**Uygulanacak talimatlar**: Aşağıdaki malzemede "row-checkbox[interactable] — [497, 369, 503, 375]" içeren satırdan "column-menu-icon[interactable]: ••• — [499, 100, 511, 110]" içeren satıra kadar uzanan bölümü, iki uçtaki satırlar da dahil olmak üzere, hiçbir değişiklik yapmadan tekrarlayın.

**Veri kümesi alıntıları**:
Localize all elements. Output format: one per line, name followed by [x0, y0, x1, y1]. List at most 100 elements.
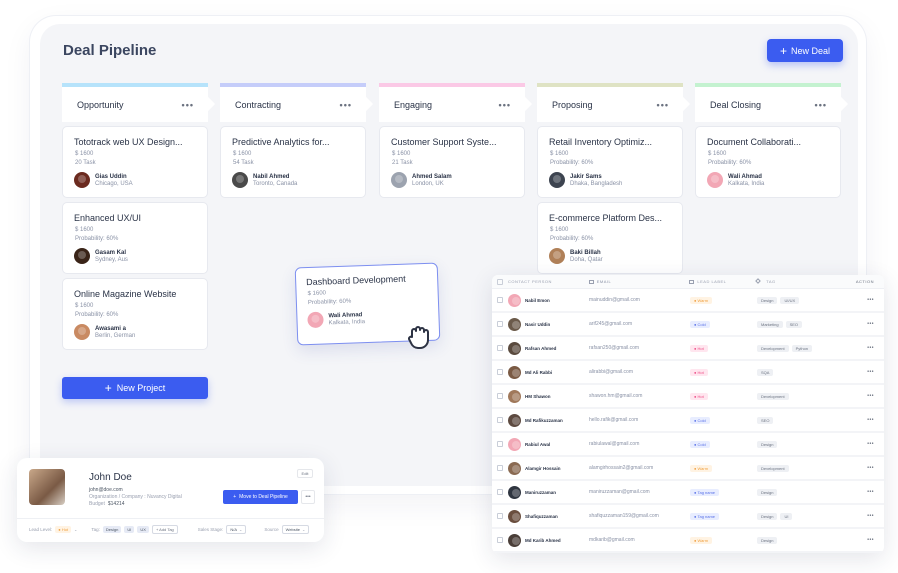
row-checkbox[interactable] — [497, 369, 503, 375]
row-checkbox[interactable] — [497, 417, 503, 423]
header-email[interactable]: EMAIL — [588, 279, 690, 284]
contact-name[interactable]: Md Ali Rabbi — [525, 370, 552, 375]
column-menu-icon[interactable]: ••• — [499, 100, 511, 110]
contact-name[interactable]: Nasir Uddin — [525, 322, 550, 327]
column-menu-icon[interactable]: ••• — [340, 100, 352, 110]
select-all-checkbox[interactable] — [496, 278, 503, 285]
table-row[interactable]: Md Ali Rabbi alirabbi@gmail.com ● Hot SQ… — [492, 361, 884, 385]
row-checkbox[interactable] — [497, 393, 503, 399]
row-action-menu-icon[interactable]: ••• — [857, 489, 884, 495]
avatar — [508, 365, 521, 379]
lead-label-badge: ● Cold — [690, 440, 710, 448]
table-row[interactable]: Md Rafikuzzaman hello.rafik@gmail.com ● … — [492, 409, 884, 433]
more-options-button[interactable]: ••• — [301, 490, 315, 504]
contact-name[interactable]: Maniruzzaman — [525, 490, 556, 495]
card-title: Document Collaborati... — [707, 137, 802, 147]
table-header: CONTACT PERSON EMAIL LEAD LABEL TAG ACTI… — [492, 275, 884, 289]
lead-label-badge: ● Hot — [690, 344, 708, 352]
row-checkbox[interactable] — [497, 321, 503, 327]
contact-name[interactable]: Alamgir Hossain — [525, 466, 561, 471]
header-lead-label[interactable]: LEAD LABEL — [689, 279, 756, 284]
header-tag[interactable]: TAG — [755, 278, 856, 284]
table-row[interactable]: Alamgir Hossain alamgirhossain2@gmail.co… — [492, 457, 884, 481]
tag-chip: SEO — [785, 320, 803, 328]
card-title: Tototrack web UX Design... — [74, 137, 183, 147]
column-header: Proposing ••• — [537, 83, 683, 122]
contact-name[interactable]: Shafiquzzaman — [525, 514, 558, 519]
contact-name[interactable]: Rafsan Ahmed — [525, 346, 556, 351]
edit-button[interactable]: Edit — [297, 469, 313, 478]
tag-chip: Development — [757, 392, 789, 400]
table-row[interactable]: Shafiquzzaman shafiquzzaman159@gmail.com… — [492, 505, 884, 529]
header-contact-person[interactable]: CONTACT PERSON — [508, 279, 589, 284]
contact-name[interactable]: Md Rafikuzzaman — [525, 418, 563, 423]
row-checkbox[interactable] — [497, 345, 503, 351]
column-menu-icon[interactable]: ••• — [657, 100, 669, 110]
card-title: E-commerce Platform Des... — [549, 213, 663, 223]
sales-stage-select[interactable]: N/A ⌄ — [226, 524, 247, 534]
row-checkbox[interactable] — [497, 465, 503, 471]
table-row[interactable]: Rafsan Ahmed rafsan250@gmail.com ● Hot D… — [492, 337, 884, 361]
row-checkbox[interactable] — [497, 489, 503, 495]
lead-level-label: Lead Level: — [29, 526, 53, 532]
card-meta: Probability: 60% — [550, 236, 594, 242]
person-location: Doha, Qatar — [570, 256, 603, 263]
table-row[interactable]: Md Karib Ahmed mdkarib@gmail.com ● Warm … — [492, 529, 884, 553]
pipeline-column: Opportunity ••• Tototrack web UX Design.… — [62, 83, 208, 350]
deal-card[interactable]: Enhanced UX/UI $ 1600 Probability: 60% G… — [62, 202, 208, 274]
profile-name: John Doe — [89, 472, 132, 483]
contact-name[interactable]: Md Karib Ahmed — [525, 538, 561, 543]
move-to-deal-pipeline-button[interactable]: + Move to Deal Pipeline — [223, 490, 298, 504]
row-action-menu-icon[interactable]: ••• — [857, 345, 884, 351]
row-action-menu-icon[interactable]: ••• — [857, 393, 884, 399]
deal-card[interactable]: Online Magazine Website $ 1600 Probabili… — [62, 278, 208, 350]
lead-label-text: Cold — [697, 417, 706, 423]
source-select[interactable]: Website ⌄ — [281, 524, 310, 534]
contact-name[interactable]: Nabil Emon — [525, 298, 550, 303]
contact-name[interactable]: Rabiul Awal — [525, 442, 550, 447]
profile-email[interactable]: john@doe.com — [89, 487, 123, 493]
person-location: Dhaka, Bangladesh — [570, 180, 623, 187]
add-tag-button[interactable]: + Add Tag — [151, 524, 178, 534]
row-action-menu-icon[interactable]: ••• — [857, 297, 884, 303]
card-title: Predictive Analytics for... — [232, 137, 330, 147]
deal-card[interactable]: E-commerce Platform Des... $ 1600 Probab… — [537, 202, 683, 274]
contact-name[interactable]: HM Shawon — [525, 394, 551, 399]
tag-chip: Design — [757, 296, 778, 304]
deal-card[interactable]: Customer Support Syste... $ 1600 21 Task… — [379, 126, 525, 198]
column-menu-icon[interactable]: ••• — [182, 100, 194, 110]
column-menu-icon[interactable]: ••• — [815, 100, 827, 110]
deal-card[interactable]: Predictive Analytics for... $ 1600 54 Ta… — [220, 126, 366, 198]
chevron-down-icon[interactable]: ⌄ — [74, 527, 77, 532]
card-amount: $ 1600 — [233, 151, 252, 157]
table-row[interactable]: Maniruzzaman maniruzzaman@gmail.com ● Ta… — [492, 481, 884, 505]
table-row[interactable]: Rabiul Awal rabiulawal@gmail.com ● Cold … — [492, 433, 884, 457]
deal-card[interactable]: Document Collaborati... $ 1600 Probabili… — [695, 126, 841, 198]
avatar — [508, 437, 521, 451]
row-action-menu-icon[interactable]: ••• — [857, 417, 884, 423]
row-action-menu-icon[interactable]: ••• — [857, 369, 884, 375]
row-action-menu-icon[interactable]: ••• — [857, 321, 884, 327]
table-row[interactable]: Nabil Emon mainuddin@gmail.com ● Warm De… — [492, 289, 884, 313]
row-action-menu-icon[interactable]: ••• — [857, 465, 884, 471]
row-action-menu-icon[interactable]: ••• — [857, 513, 884, 519]
chevron-down-icon: ⌄ — [238, 526, 243, 532]
lead-label-badge: ● Tag name — [690, 512, 720, 520]
row-checkbox[interactable] — [497, 537, 503, 543]
new-deal-button[interactable]: + New Deal — [767, 39, 843, 62]
table-row[interactable]: HM Shawon shawon.hm@gmail.com ● Hot Deve… — [492, 385, 884, 409]
row-checkbox[interactable] — [497, 297, 503, 303]
row-action-menu-icon[interactable]: ••• — [857, 537, 884, 543]
person-name: Wali Ahmad — [328, 311, 363, 319]
contact-email: shawon.hm@gmail.com — [589, 393, 643, 399]
deal-card[interactable]: Tototrack web UX Design... $ 1600 20 Tas… — [62, 126, 208, 198]
new-project-button[interactable]: + New Project — [62, 377, 208, 399]
lead-label-text: Warm — [697, 537, 709, 543]
table-row[interactable]: Nasir Uddin arif245@gmail.com ● Cold Mar… — [492, 313, 884, 337]
deal-card[interactable]: Retail Inventory Optimiz... $ 1600 Proba… — [537, 126, 683, 198]
row-checkbox[interactable] — [497, 441, 503, 447]
row-checkbox[interactable] — [497, 513, 503, 519]
row-action-menu-icon[interactable]: ••• — [857, 441, 884, 447]
lead-level-select[interactable]: ● Hot — [55, 525, 72, 533]
card-amount: $ 1600 — [75, 151, 94, 157]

**Tamamlanan görev**:
row-checkbox[interactable] — [497, 369, 503, 375]
row-checkbox[interactable] — [497, 417, 503, 423]
header-email[interactable]: EMAIL — [588, 279, 690, 284]
contact-name[interactable]: Md Ali Rabbi — [525, 370, 552, 375]
column-menu-icon[interactable]: ••• — [499, 100, 511, 110]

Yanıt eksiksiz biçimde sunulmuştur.